The exercise = What is the number of lines containing the word "AttributeFileWriter"? Please answer with that number and nothing more.
— Start of Material supplied —
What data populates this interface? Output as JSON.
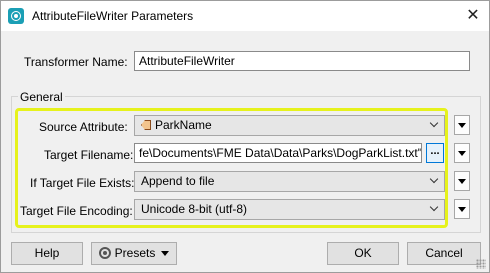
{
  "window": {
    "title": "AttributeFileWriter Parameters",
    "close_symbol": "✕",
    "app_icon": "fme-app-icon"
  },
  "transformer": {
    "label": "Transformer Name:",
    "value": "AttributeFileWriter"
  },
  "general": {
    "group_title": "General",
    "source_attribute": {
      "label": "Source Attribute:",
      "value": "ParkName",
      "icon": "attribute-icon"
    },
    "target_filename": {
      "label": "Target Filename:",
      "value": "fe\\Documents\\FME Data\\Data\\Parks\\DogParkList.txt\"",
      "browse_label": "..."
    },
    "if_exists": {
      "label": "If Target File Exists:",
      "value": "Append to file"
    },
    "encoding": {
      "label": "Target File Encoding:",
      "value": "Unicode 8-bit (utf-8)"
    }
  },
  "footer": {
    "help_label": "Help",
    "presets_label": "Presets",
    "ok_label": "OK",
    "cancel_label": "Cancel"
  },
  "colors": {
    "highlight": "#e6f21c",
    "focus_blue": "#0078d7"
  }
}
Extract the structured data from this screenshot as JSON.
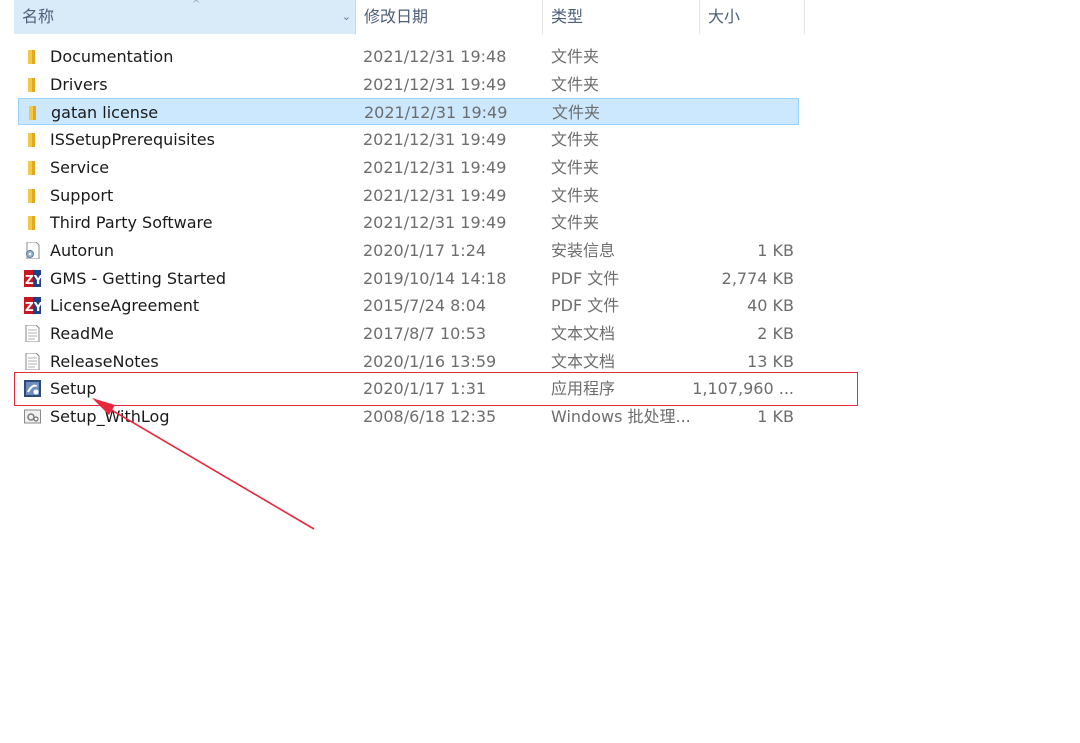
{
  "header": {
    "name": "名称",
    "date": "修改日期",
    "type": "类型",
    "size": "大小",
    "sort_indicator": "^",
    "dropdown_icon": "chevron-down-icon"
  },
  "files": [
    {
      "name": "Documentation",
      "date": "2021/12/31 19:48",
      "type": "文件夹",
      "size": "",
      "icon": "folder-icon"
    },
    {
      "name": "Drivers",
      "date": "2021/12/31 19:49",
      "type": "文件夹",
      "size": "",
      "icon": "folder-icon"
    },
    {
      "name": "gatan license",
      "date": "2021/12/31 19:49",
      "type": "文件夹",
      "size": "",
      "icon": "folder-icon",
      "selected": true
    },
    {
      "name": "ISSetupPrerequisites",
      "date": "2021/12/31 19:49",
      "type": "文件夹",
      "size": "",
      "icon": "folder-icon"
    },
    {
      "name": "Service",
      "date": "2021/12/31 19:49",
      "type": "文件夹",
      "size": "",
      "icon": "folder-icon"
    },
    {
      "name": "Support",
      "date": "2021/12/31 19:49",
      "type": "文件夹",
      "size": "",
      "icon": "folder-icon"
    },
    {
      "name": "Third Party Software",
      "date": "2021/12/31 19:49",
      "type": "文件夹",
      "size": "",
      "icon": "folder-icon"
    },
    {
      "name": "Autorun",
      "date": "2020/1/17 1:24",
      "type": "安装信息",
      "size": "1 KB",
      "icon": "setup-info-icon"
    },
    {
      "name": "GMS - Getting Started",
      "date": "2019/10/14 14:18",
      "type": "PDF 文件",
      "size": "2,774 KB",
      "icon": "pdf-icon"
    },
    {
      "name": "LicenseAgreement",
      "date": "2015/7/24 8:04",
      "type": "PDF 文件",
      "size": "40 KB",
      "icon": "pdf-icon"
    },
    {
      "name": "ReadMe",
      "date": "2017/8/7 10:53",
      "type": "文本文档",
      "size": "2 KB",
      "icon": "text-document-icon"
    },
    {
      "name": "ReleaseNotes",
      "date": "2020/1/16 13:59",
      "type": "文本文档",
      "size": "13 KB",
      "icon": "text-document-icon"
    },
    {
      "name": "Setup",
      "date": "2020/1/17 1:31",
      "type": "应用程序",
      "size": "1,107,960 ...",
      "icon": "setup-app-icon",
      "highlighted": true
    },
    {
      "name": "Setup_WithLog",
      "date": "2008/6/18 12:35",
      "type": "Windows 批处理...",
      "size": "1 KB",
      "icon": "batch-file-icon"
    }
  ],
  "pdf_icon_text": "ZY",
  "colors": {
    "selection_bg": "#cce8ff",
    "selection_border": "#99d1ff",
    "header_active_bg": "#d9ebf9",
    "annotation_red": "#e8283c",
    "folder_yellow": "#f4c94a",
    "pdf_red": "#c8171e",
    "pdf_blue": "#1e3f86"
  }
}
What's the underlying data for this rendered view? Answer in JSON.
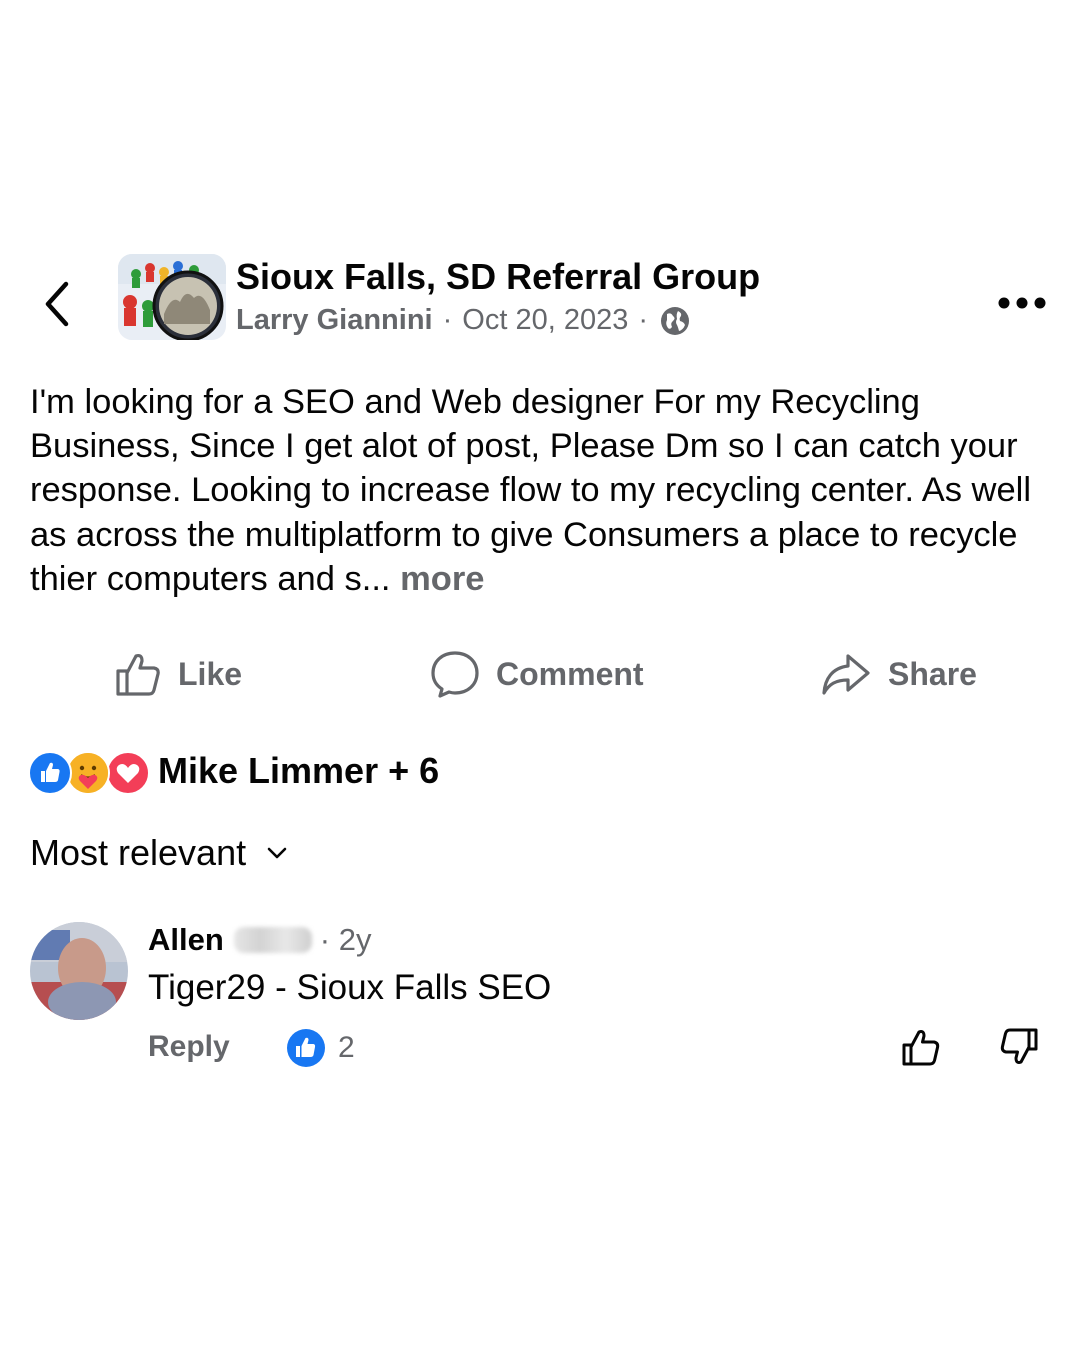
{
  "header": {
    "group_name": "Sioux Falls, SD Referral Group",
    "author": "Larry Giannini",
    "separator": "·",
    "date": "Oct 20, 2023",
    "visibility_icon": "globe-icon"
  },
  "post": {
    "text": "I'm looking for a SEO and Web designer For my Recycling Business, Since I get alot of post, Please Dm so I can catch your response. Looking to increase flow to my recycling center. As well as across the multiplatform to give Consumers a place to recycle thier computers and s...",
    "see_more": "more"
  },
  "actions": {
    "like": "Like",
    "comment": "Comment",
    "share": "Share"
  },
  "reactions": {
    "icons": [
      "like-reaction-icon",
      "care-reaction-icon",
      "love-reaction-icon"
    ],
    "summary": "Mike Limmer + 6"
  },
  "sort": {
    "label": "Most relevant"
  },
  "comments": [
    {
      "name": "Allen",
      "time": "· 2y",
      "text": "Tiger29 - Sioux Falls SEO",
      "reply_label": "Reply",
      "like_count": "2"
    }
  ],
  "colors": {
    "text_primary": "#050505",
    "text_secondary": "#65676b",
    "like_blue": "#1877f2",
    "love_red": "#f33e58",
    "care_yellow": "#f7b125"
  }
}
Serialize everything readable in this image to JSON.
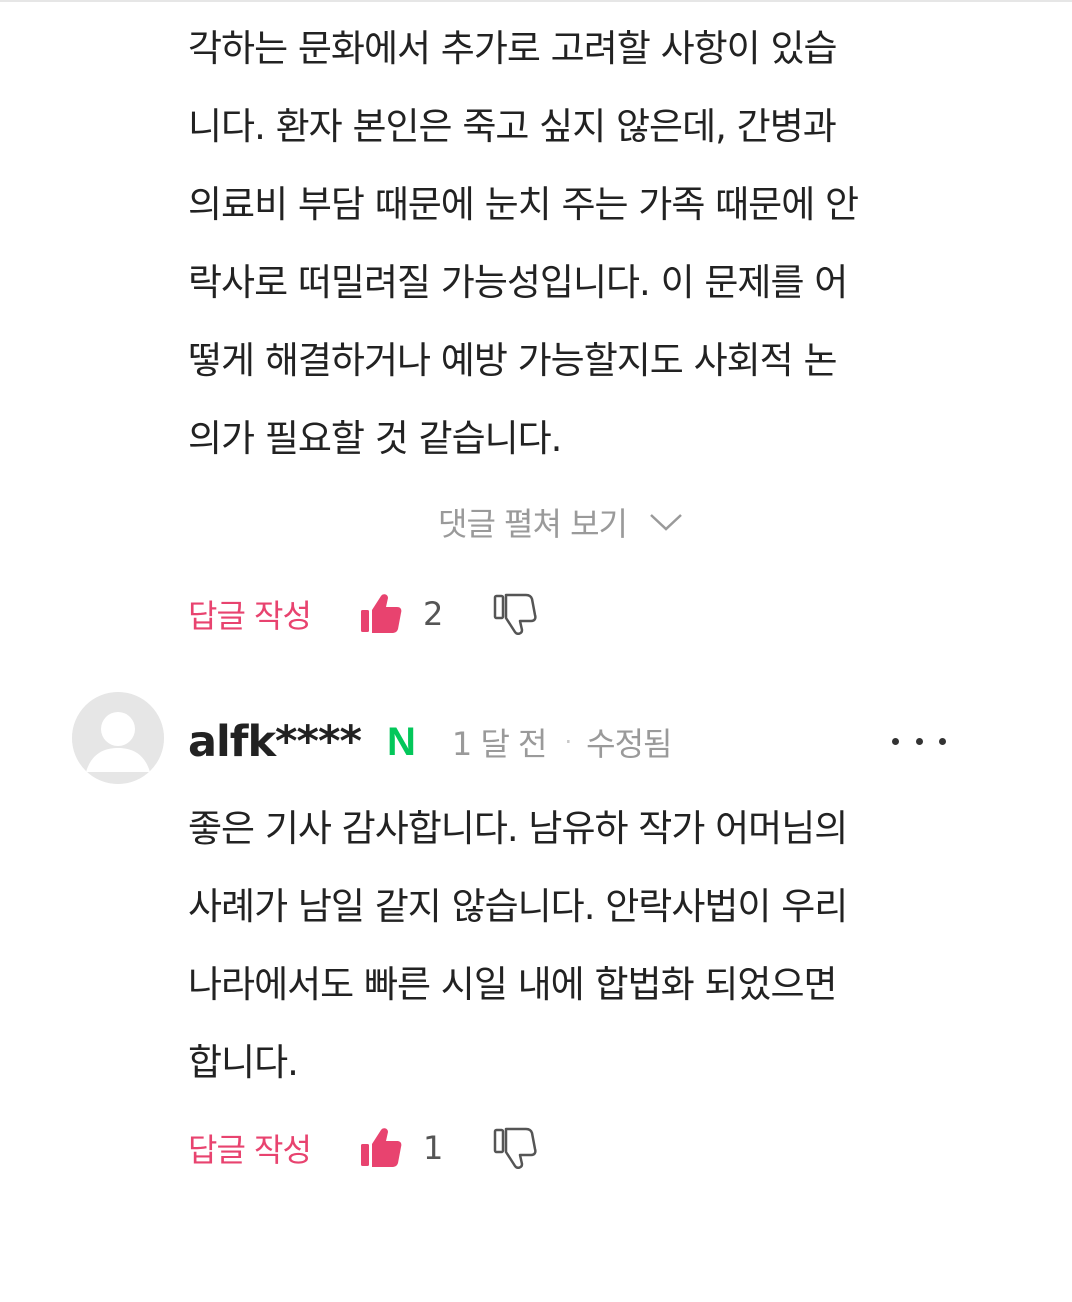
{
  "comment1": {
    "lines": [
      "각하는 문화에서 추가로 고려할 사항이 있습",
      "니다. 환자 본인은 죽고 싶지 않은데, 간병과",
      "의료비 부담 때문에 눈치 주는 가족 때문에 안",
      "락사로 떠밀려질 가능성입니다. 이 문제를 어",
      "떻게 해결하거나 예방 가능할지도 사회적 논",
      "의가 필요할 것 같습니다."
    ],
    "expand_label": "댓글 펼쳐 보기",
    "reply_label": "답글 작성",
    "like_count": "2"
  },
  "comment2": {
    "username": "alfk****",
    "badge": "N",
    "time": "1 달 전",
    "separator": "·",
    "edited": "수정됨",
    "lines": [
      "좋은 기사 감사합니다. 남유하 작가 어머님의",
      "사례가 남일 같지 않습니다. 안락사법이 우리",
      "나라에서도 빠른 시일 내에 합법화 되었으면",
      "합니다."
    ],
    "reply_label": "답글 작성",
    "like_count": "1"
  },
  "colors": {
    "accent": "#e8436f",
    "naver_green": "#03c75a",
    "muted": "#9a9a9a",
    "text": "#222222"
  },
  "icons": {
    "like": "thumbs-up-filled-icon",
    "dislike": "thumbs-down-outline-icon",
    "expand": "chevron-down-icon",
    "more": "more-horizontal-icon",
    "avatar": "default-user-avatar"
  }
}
— End of Material supplied —
Response for this exercise = 2